:: Records supplied

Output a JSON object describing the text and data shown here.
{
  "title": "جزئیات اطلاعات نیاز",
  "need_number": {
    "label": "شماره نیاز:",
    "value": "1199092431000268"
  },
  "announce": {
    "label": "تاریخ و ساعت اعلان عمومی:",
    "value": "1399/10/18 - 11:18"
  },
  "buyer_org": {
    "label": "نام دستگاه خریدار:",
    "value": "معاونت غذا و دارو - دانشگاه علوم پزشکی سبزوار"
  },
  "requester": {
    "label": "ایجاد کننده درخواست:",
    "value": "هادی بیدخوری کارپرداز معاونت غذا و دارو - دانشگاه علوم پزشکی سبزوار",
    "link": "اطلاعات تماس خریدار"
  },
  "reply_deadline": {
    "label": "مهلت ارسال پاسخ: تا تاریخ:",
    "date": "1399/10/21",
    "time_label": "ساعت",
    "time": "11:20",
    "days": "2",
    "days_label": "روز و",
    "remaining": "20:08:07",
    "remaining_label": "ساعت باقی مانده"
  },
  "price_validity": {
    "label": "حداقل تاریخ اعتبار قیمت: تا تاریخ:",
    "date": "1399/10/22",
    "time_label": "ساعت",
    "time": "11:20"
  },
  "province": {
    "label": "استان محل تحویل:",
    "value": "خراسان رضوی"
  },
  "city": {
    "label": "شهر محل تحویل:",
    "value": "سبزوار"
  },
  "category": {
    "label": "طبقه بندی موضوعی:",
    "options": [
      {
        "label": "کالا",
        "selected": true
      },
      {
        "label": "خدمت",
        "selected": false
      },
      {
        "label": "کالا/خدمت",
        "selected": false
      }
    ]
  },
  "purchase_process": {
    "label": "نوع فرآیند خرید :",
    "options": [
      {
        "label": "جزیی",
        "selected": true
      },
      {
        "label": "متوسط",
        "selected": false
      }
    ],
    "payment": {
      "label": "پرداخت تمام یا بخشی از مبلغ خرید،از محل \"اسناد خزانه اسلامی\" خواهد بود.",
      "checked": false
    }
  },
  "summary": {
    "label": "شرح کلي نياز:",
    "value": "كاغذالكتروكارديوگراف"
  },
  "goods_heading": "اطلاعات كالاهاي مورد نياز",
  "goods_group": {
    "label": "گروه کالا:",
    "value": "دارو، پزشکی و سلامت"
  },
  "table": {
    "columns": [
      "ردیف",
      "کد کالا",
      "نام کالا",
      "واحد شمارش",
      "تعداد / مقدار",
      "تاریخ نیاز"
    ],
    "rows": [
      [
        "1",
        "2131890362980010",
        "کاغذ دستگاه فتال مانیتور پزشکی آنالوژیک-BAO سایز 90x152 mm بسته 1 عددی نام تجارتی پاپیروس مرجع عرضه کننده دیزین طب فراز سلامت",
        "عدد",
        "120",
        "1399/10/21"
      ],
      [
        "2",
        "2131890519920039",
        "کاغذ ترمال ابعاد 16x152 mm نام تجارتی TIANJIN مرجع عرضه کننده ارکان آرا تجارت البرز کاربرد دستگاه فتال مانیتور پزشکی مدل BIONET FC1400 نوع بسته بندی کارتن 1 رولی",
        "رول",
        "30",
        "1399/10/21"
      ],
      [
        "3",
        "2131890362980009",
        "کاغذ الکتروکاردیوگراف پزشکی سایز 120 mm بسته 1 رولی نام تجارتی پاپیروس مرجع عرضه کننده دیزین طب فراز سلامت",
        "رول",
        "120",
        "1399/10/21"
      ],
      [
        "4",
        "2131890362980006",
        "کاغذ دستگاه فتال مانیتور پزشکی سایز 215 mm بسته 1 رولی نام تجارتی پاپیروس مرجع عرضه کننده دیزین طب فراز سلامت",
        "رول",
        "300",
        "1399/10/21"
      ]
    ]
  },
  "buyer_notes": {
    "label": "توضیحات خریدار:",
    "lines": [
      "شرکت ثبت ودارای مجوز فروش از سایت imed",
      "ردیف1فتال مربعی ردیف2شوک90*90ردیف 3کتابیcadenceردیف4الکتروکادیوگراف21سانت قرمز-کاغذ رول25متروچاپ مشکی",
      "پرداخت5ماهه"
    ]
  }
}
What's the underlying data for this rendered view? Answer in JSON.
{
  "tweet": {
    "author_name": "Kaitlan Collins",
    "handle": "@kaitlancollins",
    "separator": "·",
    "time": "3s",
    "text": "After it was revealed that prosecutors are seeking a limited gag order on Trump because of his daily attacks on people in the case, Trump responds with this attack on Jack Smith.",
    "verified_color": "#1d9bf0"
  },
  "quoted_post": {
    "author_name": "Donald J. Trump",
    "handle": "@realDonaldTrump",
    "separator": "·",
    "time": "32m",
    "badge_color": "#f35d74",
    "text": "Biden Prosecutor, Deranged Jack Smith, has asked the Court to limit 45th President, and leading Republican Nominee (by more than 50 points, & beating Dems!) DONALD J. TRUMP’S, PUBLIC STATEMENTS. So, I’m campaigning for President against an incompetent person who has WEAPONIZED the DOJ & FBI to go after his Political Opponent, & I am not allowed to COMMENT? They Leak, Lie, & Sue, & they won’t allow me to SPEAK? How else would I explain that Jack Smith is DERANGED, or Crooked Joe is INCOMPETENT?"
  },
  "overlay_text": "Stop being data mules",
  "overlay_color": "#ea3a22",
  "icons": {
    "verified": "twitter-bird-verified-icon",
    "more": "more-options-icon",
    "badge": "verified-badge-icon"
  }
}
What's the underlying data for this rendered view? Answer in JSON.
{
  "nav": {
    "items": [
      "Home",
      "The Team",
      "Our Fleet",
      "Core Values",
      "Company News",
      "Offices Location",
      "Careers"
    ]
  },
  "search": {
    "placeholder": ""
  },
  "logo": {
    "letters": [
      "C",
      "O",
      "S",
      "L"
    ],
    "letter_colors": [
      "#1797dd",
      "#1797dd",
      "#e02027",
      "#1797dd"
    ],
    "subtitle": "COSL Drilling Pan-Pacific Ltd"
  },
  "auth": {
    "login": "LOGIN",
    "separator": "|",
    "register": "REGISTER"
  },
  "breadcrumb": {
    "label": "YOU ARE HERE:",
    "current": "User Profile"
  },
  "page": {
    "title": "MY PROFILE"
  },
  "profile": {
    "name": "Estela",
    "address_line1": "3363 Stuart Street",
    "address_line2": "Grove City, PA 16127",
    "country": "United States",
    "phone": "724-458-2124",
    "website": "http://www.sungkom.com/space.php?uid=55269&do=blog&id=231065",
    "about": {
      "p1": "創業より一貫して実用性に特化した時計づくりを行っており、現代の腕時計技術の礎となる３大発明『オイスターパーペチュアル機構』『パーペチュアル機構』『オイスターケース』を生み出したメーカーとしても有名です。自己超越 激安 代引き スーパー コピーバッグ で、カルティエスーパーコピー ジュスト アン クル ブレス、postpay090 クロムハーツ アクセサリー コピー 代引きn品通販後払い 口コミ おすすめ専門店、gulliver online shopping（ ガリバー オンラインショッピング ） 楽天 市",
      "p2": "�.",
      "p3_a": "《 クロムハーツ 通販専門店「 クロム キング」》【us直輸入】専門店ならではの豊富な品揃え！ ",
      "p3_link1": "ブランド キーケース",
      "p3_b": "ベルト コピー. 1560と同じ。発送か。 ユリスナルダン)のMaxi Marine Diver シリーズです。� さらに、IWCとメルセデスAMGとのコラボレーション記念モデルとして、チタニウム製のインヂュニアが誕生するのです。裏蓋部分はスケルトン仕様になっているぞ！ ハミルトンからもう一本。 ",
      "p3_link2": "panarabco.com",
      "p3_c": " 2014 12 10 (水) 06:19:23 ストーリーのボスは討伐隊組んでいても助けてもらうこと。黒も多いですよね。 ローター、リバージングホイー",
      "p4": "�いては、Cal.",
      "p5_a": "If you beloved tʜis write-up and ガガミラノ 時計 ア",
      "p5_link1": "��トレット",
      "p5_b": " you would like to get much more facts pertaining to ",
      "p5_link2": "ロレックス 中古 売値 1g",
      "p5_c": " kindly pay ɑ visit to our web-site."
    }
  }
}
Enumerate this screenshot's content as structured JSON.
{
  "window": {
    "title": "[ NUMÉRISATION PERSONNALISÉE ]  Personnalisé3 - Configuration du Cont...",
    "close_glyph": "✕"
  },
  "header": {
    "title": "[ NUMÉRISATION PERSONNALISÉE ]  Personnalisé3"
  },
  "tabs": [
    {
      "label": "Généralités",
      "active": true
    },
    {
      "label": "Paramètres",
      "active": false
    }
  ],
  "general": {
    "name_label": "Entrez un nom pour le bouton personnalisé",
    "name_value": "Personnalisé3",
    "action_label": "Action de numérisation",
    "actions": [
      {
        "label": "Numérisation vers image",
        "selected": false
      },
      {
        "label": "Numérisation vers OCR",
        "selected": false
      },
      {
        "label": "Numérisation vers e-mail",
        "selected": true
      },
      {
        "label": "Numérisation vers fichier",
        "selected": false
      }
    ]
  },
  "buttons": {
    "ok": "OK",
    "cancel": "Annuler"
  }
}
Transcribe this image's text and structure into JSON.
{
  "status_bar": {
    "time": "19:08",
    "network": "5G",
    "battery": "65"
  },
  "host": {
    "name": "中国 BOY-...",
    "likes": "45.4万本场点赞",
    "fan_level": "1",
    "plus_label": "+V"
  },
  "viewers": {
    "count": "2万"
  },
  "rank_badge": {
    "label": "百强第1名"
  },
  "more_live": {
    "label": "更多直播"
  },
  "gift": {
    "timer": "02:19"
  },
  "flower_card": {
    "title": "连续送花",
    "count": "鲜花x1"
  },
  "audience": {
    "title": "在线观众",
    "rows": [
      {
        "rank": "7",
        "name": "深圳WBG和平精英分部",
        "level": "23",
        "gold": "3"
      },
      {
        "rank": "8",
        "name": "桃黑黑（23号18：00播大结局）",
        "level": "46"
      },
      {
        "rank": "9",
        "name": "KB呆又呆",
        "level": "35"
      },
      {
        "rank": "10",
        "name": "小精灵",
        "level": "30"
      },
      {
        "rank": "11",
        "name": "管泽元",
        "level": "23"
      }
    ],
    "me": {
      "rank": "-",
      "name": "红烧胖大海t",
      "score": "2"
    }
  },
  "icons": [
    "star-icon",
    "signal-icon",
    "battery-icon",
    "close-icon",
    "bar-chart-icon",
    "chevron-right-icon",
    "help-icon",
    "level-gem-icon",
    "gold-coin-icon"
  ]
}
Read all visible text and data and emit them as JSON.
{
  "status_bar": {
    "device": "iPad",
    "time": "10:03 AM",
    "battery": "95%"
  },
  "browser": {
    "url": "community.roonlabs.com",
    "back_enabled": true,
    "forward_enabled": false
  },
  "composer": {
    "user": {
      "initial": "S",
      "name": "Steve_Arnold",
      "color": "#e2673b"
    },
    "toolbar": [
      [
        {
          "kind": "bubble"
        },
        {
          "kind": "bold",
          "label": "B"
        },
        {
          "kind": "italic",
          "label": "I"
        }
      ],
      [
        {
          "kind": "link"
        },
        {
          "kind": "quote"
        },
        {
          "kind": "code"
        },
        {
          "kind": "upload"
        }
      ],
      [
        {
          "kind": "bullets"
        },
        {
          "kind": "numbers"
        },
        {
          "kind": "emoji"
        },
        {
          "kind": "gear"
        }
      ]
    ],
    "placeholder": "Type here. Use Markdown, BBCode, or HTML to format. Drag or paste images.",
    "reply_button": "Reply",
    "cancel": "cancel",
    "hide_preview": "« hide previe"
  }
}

::::

## Brief
Among the lines of the data, identify those with the word "دانشگاه". Copy each of them.

## Correct output
    "value": "معاونت غذا و دارو - دانشگاه علوم پزشکی سبزوار"
    "value": "هادی بیدخوری کارپرداز معاونت غذا و دارو - دانشگاه علوم پزشکی سبزوار",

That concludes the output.